▶ _Provided data_

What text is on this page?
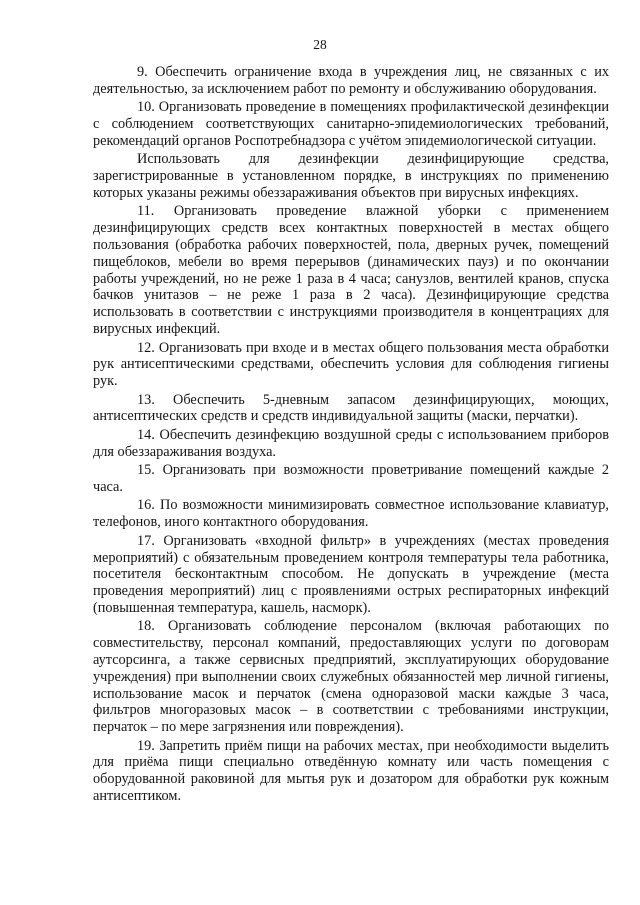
28

9. Обеспечить ограничение входа в учреждения лиц, не связанных с их деятельностью, за исключением работ по ремонту и обслуживанию оборудования.

10. Организовать проведение в помещениях профилактической дезинфекции с соблюдением соответствующих санитарно-эпидемиологических требований, рекомендаций органов Роспотребнадзора с учётом эпидемиологической ситуации.

Использовать для дезинфекции дезинфицирующие средства, зарегистрированные в установленном порядке, в инструкциях по применению которых указаны режимы обеззараживания объектов при вирусных инфекциях.

11. Организовать проведение влажной уборки с применением дезинфицирующих средств всех контактных поверхностей в местах общего пользования (обработка рабочих поверхностей, пола, дверных ручек, помещений пищеблоков, мебели во время перерывов (динамических пауз) и по окончании работы учреждений, но не реже 1 раза в 4 часа; санузлов, вентилей кранов, спуска бачков унитазов – не реже 1 раза в 2 часа). Дезинфицирующие средства использовать в соответствии с инструкциями производителя в концентрациях для вирусных инфекций.

12. Организовать при входе и в местах общего пользования места обработки рук антисептическими средствами, обеспечить условия для соблюдения гигиены рук.

13. Обеспечить 5-дневным запасом дезинфицирующих, моющих, антисептических средств и средств индивидуальной защиты (маски, перчатки).

14. Обеспечить дезинфекцию воздушной среды с использованием приборов для обеззараживания воздуха.

15. Организовать при возможности проветривание помещений каждые 2 часа.

16. По возможности минимизировать совместное использование клавиатур, телефонов, иного контактного оборудования.

17. Организовать «входной фильтр» в учреждениях (местах проведения мероприятий) с обязательным проведением контроля температуры тела работника, посетителя бесконтактным способом. Не допускать в учреждение (места проведения мероприятий) лиц с проявлениями острых респираторных инфекций (повышенная температура, кашель, насморк).

18. Организовать соблюдение персоналом (включая работающих по совместительству, персонал компаний, предоставляющих услуги по договорам аутсорсинга, а также сервисных предприятий, эксплуатирующих оборудование учреждения) при выполнении своих служебных обязанностей мер личной гигиены, использование масок и перчаток (смена одноразовой маски каждые 3 часа, фильтров многоразовых масок – в соответствии с требованиями инструкции, перчаток – по мере загрязнения или повреждения).

19. Запретить приём пищи на рабочих местах, при необходимости выделить для приёма пищи специально отведённую комнату или часть помещения с оборудованной раковиной для мытья рук и дозатором для обработки рук кожным антисептиком.
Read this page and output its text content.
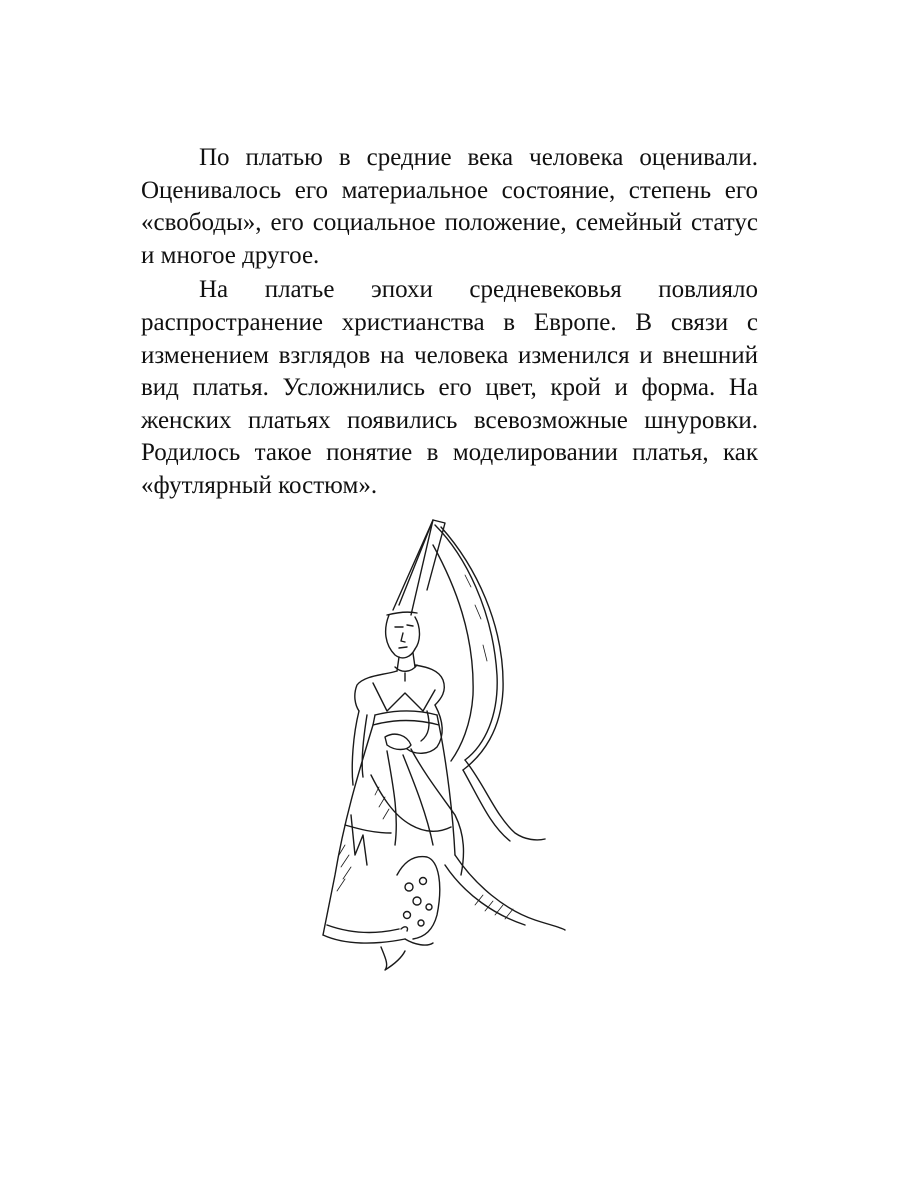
По платью в средние века человека оценивали. Оценивалось его материальное состояние, степень его «свободы», его социальное положение, семейный статус и многое другое.

На платье эпохи средневековья повлияло распространение христианства в Европе. В связи с изменением взглядов на человека изменился и внешний вид платья. Усложнились его цвет, крой и форма. На женских платьях появились всевозможные шнуровки. Родилось такое понятие в моделировании платья, как «футлярный костюм».
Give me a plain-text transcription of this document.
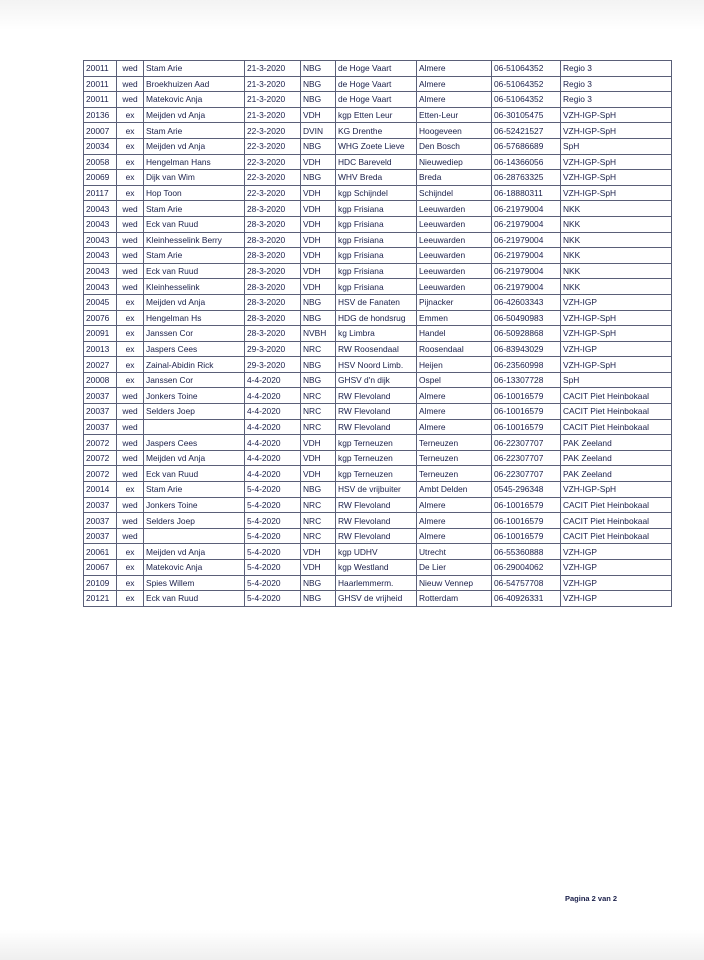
20011	wed	Stam Arie	21-3-2020	NBG	de Hoge Vaart	Almere	06-51064352	Regio 3
20011	wed	Broekhuizen Aad	21-3-2020	NBG	de Hoge Vaart	Almere	06-51064352	Regio 3
20011	wed	Matekovic Anja	21-3-2020	NBG	de Hoge Vaart	Almere	06-51064352	Regio 3
20136	ex	Meijden vd Anja	21-3-2020	VDH	kgp Etten Leur	Etten-Leur	06-30105475	VZH-IGP-SpH
20007	ex	Stam Arie	22-3-2020	DVIN	KG Drenthe	Hoogeveen	06-52421527	VZH-IGP-SpH
20034	ex	Meijden vd Anja	22-3-2020	NBG	WHG Zoete Lieve	Den Bosch	06-57686689	SpH
20058	ex	Hengelman Hans	22-3-2020	VDH	HDC Bareveld	Nieuwediep	06-14366056	VZH-IGP-SpH
20069	ex	Dijk van Wim	22-3-2020	NBG	WHV Breda	Breda	06-28763325	VZH-IGP-SpH
20117	ex	Hop Toon	22-3-2020	VDH	kgp Schijndel	Schijndel	06-18880311	VZH-IGP-SpH
20043	wed	Stam Arie	28-3-2020	VDH	kgp Frisiana	Leeuwarden	06-21979004	NKK
20043	wed	Eck van Ruud	28-3-2020	VDH	kgp Frisiana	Leeuwarden	06-21979004	NKK
20043	wed	Kleinhesselink Berry	28-3-2020	VDH	kgp Frisiana	Leeuwarden	06-21979004	NKK
20043	wed	Stam Arie	28-3-2020	VDH	kgp Frisiana	Leeuwarden	06-21979004	NKK
20043	wed	Eck van Ruud	28-3-2020	VDH	kgp Frisiana	Leeuwarden	06-21979004	NKK
20043	wed	Kleinhesselink	28-3-2020	VDH	kgp Frisiana	Leeuwarden	06-21979004	NKK
20045	ex	Meijden vd Anja	28-3-2020	NBG	HSV de Fanaten	Pijnacker	06-42603343	VZH-IGP
20076	ex	Hengelman Hs	28-3-2020	NBG	HDG de hondsrug	Emmen	06-50490983	VZH-IGP-SpH
20091	ex	Janssen Cor	28-3-2020	NVBH	kg Limbra	Handel	06-50928868	VZH-IGP-SpH
20013	ex	Jaspers Cees	29-3-2020	NRC	RW Roosendaal	Roosendaal	06-83943029	VZH-IGP
20027	ex	Zainal-Abidin Rick	29-3-2020	NBG	HSV Noord Limb.	Heijen	06-23560998	VZH-IGP-SpH
20008	ex	Janssen Cor	4-4-2020	NBG	GHSV d'n dijk	Ospel	06-13307728	SpH
20037	wed	Jonkers Toine	4-4-2020	NRC	RW Flevoland	Almere	06-10016579	CACIT Piet Heinbokaal
20037	wed	Selders Joep	4-4-2020	NRC	RW Flevoland	Almere	06-10016579	CACIT Piet Heinbokaal
20037	wed		4-4-2020	NRC	RW Flevoland	Almere	06-10016579	CACIT Piet Heinbokaal
20072	wed	Jaspers Cees	4-4-2020	VDH	kgp Terneuzen	Terneuzen	06-22307707	PAK Zeeland
20072	wed	Meijden vd Anja	4-4-2020	VDH	kgp Terneuzen	Terneuzen	06-22307707	PAK Zeeland
20072	wed	Eck van Ruud	4-4-2020	VDH	kgp Terneuzen	Terneuzen	06-22307707	PAK Zeeland
20014	ex	Stam Arie	5-4-2020	NBG	HSV de vrijbuiter	Ambt Delden	0545-296348	VZH-IGP-SpH
20037	wed	Jonkers Toine	5-4-2020	NRC	RW Flevoland	Almere	06-10016579	CACIT Piet Heinbokaal
20037	wed	Selders Joep	5-4-2020	NRC	RW Flevoland	Almere	06-10016579	CACIT Piet Heinbokaal
20037	wed		5-4-2020	NRC	RW Flevoland	Almere	06-10016579	CACIT Piet Heinbokaal
20061	ex	Meijden vd Anja	5-4-2020	VDH	kgp UDHV	Utrecht	06-55360888	VZH-IGP
20067	ex	Matekovic Anja	5-4-2020	VDH	kgp Westland	De Lier	06-29004062	VZH-IGP
20109	ex	Spies Willem	5-4-2020	NBG	Haarlemmerm.	Nieuw Vennep	06-54757708	VZH-IGP
20121	ex	Eck van Ruud	5-4-2020	NBG	GHSV de vrijheid	Rotterdam	06-40926331	VZH-IGP
Pagina 2 van 2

▶ _Requirements_
Every record above should come back exactly, but without its pictures.

▶ _Completed exercise_
What text is on this page?
28

9. Обеспечить ограничение входа в учреждения лиц, не связанных с их деятельностью, за исключением работ по ремонту и обслуживанию оборудования.

10. Организовать проведение в помещениях профилактической дезинфекции с соблюдением соответствующих санитарно-эпидемиологических требований, рекомендаций органов Роспотребнадзора с учётом эпидемиологической ситуации.

Использовать для дезинфекции дезинфицирующие средства, зарегистрированные в установленном порядке, в инструкциях по применению которых указаны режимы обеззараживания объектов при вирусных инфекциях.

11. Организовать проведение влажной уборки с применением дезинфицирующих средств всех контактных поверхностей в местах общего пользования (обработка рабочих поверхностей, пола, дверных ручек, помещений пищеблоков, мебели во время перерывов (динамических пауз) и по окончании работы учреждений, но не реже 1 раза в 4 часа; санузлов, вентилей кранов, спуска бачков унитазов – не реже 1 раза в 2 часа). Дезинфицирующие средства использовать в соответствии с инструкциями производителя в концентрациях для вирусных инфекций.

12. Организовать при входе и в местах общего пользования места обработки рук антисептическими средствами, обеспечить условия для соблюдения гигиены рук.

13. Обеспечить 5-дневным запасом дезинфицирующих, моющих, антисептических средств и средств индивидуальной защиты (маски, перчатки).

14. Обеспечить дезинфекцию воздушной среды с использованием приборов для обеззараживания воздуха.

15. Организовать при возможности проветривание помещений каждые 2 часа.

16. По возможности минимизировать совместное использование клавиатур, телефонов, иного контактного оборудования.

17. Организовать «входной фильтр» в учреждениях (местах проведения мероприятий) с обязательным проведением контроля температуры тела работника, посетителя бесконтактным способом. Не допускать в учреждение (места проведения мероприятий) лиц с проявлениями острых респираторных инфекций (повышенная температура, кашель, насморк).

18. Организовать соблюдение персоналом (включая работающих по совместительству, персонал компаний, предоставляющих услуги по договорам аутсорсинга, а также сервисных предприятий, эксплуатирующих оборудование учреждения) при выполнении своих служебных обязанностей мер личной гигиены, использование масок и перчаток (смена одноразовой маски каждые 3 часа, фильтров многоразовых масок – в соответствии с требованиями инструкции, перчаток – по мере загрязнения или повреждения).

19. Запретить приём пищи на рабочих местах, при необходимости выделить для приёма пищи специально отведённую комнату или часть помещения с оборудованной раковиной для мытья рук и дозатором для обработки рук кожным антисептиком.
Read this page and output its text content.
По платью в средние века человека оценивали. Оценивалось его материальное состояние, степень его «свободы», его социальное положение, семейный статус и многое другое.

На платье эпохи средневековья повлияло распространение христианства в Европе. В связи с изменением взглядов на человека изменился и внешний вид платья. Усложнились его цвет, крой и форма. На женских платьях появились всевозможные шнуровки. Родилось такое понятие в моделировании платья, как «футлярный костюм».
Give me a plain-text transcription of this document.
20011	wed	Stam Arie	21-3-2020	NBG	de Hoge Vaart	Almere	06-51064352	Regio 3
20011	wed	Broekhuizen Aad	21-3-2020	NBG	de Hoge Vaart	Almere	06-51064352	Regio 3
20011	wed	Matekovic Anja	21-3-2020	NBG	de Hoge Vaart	Almere	06-51064352	Regio 3
20136	ex	Meijden vd Anja	21-3-2020	VDH	kgp Etten Leur	Etten-Leur	06-30105475	VZH-IGP-SpH
20007	ex	Stam Arie	22-3-2020	DVIN	KG Drenthe	Hoogeveen	06-52421527	VZH-IGP-SpH
20034	ex	Meijden vd Anja	22-3-2020	NBG	WHG Zoete Lieve	Den Bosch	06-57686689	SpH
20058	ex	Hengelman Hans	22-3-2020	VDH	HDC Bareveld	Nieuwediep	06-14366056	VZH-IGP-SpH
20069	ex	Dijk van Wim	22-3-2020	NBG	WHV Breda	Breda	06-28763325	VZH-IGP-SpH
20117	ex	Hop Toon	22-3-2020	VDH	kgp Schijndel	Schijndel	06-18880311	VZH-IGP-SpH
20043	wed	Stam Arie	28-3-2020	VDH	kgp Frisiana	Leeuwarden	06-21979004	NKK
20043	wed	Eck van Ruud	28-3-2020	VDH	kgp Frisiana	Leeuwarden	06-21979004	NKK
20043	wed	Kleinhesselink Berry	28-3-2020	VDH	kgp Frisiana	Leeuwarden	06-21979004	NKK
20043	wed	Stam Arie	28-3-2020	VDH	kgp Frisiana	Leeuwarden	06-21979004	NKK
20043	wed	Eck van Ruud	28-3-2020	VDH	kgp Frisiana	Leeuwarden	06-21979004	NKK
20043	wed	Kleinhesselink	28-3-2020	VDH	kgp Frisiana	Leeuwarden	06-21979004	NKK
20045	ex	Meijden vd Anja	28-3-2020	NBG	HSV de Fanaten	Pijnacker	06-42603343	VZH-IGP
20076	ex	Hengelman Hs	28-3-2020	NBG	HDG de hondsrug	Emmen	06-50490983	VZH-IGP-SpH
20091	ex	Janssen Cor	28-3-2020	NVBH	kg Limbra	Handel	06-50928868	VZH-IGP-SpH
20013	ex	Jaspers Cees	29-3-2020	NRC	RW Roosendaal	Roosendaal	06-83943029	VZH-IGP
20027	ex	Zainal-Abidin Rick	29-3-2020	NBG	HSV Noord Limb.	Heijen	06-23560998	VZH-IGP-SpH
20008	ex	Janssen Cor	4-4-2020	NBG	GHSV d'n dijk	Ospel	06-13307728	SpH
20037	wed	Jonkers Toine	4-4-2020	NRC	RW Flevoland	Almere	06-10016579	CACIT Piet Heinbokaal
20037	wed	Selders Joep	4-4-2020	NRC	RW Flevoland	Almere	06-10016579	CACIT Piet Heinbokaal
20037	wed		4-4-2020	NRC	RW Flevoland	Almere	06-10016579	CACIT Piet Heinbokaal
20072	wed	Jaspers Cees	4-4-2020	VDH	kgp Terneuzen	Terneuzen	06-22307707	PAK Zeeland
20072	wed	Meijden vd Anja	4-4-2020	VDH	kgp Terneuzen	Terneuzen	06-22307707	PAK Zeeland
20072	wed	Eck van Ruud	4-4-2020	VDH	kgp Terneuzen	Terneuzen	06-22307707	PAK Zeeland
20014	ex	Stam Arie	5-4-2020	NBG	HSV de vrijbuiter	Ambt Delden	0545-296348	VZH-IGP-SpH
20037	wed	Jonkers Toine	5-4-2020	NRC	RW Flevoland	Almere	06-10016579	CACIT Piet Heinbokaal
20037	wed	Selders Joep	5-4-2020	NRC	RW Flevoland	Almere	06-10016579	CACIT Piet Heinbokaal
20037	wed		5-4-2020	NRC	RW Flevoland	Almere	06-10016579	CACIT Piet Heinbokaal
20061	ex	Meijden vd Anja	5-4-2020	VDH	kgp UDHV	Utrecht	06-55360888	VZH-IGP
20067	ex	Matekovic Anja	5-4-2020	VDH	kgp Westland	De Lier	06-29004062	VZH-IGP
20109	ex	Spies Willem	5-4-2020	NBG	Haarlemmerm.	Nieuw Vennep	06-54757708	VZH-IGP
20121	ex	Eck van Ruud	5-4-2020	NBG	GHSV de vrijheid	Rotterdam	06-40926331	VZH-IGP
Pagina 2 van 2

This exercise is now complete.